--- PROBLEM DESCRIPTION ---
Your task is to print all of the material verbatim.

Items from a figure collection
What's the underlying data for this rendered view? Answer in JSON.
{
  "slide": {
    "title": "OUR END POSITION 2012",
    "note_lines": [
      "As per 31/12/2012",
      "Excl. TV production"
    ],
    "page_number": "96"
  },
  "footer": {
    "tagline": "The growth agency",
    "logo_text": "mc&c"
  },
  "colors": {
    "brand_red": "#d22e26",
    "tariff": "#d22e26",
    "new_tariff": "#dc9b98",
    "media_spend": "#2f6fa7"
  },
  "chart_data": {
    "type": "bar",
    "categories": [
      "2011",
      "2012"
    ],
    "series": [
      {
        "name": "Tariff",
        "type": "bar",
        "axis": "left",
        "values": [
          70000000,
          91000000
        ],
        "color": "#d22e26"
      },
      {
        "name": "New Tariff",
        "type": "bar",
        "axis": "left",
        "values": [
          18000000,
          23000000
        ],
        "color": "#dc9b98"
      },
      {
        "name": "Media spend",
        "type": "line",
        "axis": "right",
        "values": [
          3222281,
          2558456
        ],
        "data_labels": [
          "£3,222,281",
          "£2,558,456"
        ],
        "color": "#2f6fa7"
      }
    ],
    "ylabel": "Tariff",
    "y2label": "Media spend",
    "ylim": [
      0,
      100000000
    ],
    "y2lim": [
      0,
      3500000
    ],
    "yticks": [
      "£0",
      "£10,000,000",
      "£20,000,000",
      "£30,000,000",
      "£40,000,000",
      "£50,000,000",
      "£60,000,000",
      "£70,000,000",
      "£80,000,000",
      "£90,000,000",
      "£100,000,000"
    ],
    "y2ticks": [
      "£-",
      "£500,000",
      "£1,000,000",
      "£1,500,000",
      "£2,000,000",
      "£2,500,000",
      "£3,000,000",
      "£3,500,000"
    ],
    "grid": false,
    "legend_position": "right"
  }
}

--- FULL SOLUTION ---
What's the underlying data for this rendered view? Answer in JSON.
{
  "slide": {
    "title": "OUR END POSITION 2012",
    "note_lines": [
      "As per 31/12/2012",
      "Excl. TV production"
    ],
    "page_number": "96"
  },
  "footer": {
    "tagline": "The growth agency",
    "logo_text": "mc&c"
  },
  "colors": {
    "brand_red": "#d22e26",
    "tariff": "#d22e26",
    "new_tariff": "#dc9b98",
    "media_spend": "#2f6fa7"
  },
  "chart_data": {
    "type": "bar",
    "categories": [
      "2011",
      "2012"
    ],
    "series": [
      {
        "name": "Tariff",
        "type": "bar",
        "axis": "left",
        "values": [
          70000000,
          91000000
        ],
        "color": "#d22e26"
      },
      {
        "name": "New Tariff",
        "type": "bar",
        "axis": "left",
        "values": [
          18000000,
          23000000
        ],
        "color": "#dc9b98"
      },
      {
        "name": "Media spend",
        "type": "line",
        "axis": "right",
        "values": [
          3222281,
          2558456
        ],
        "data_labels": [
          "£3,222,281",
          "£2,558,456"
        ],
        "color": "#2f6fa7"
      }
    ],
    "ylabel": "Tariff",
    "y2label": "Media spend",
    "ylim": [
      0,
      100000000
    ],
    "y2lim": [
      0,
      3500000
    ],
    "yticks": [
      "£0",
      "£10,000,000",
      "£20,000,000",
      "£30,000,000",
      "£40,000,000",
      "£50,000,000",
      "£60,000,000",
      "£70,000,000",
      "£80,000,000",
      "£90,000,000",
      "£100,000,000"
    ],
    "y2ticks": [
      "£-",
      "£500,000",
      "£1,000,000",
      "£1,500,000",
      "£2,000,000",
      "£2,500,000",
      "£3,000,000",
      "£3,500,000"
    ],
    "grid": false,
    "legend_position": "right"
  }
}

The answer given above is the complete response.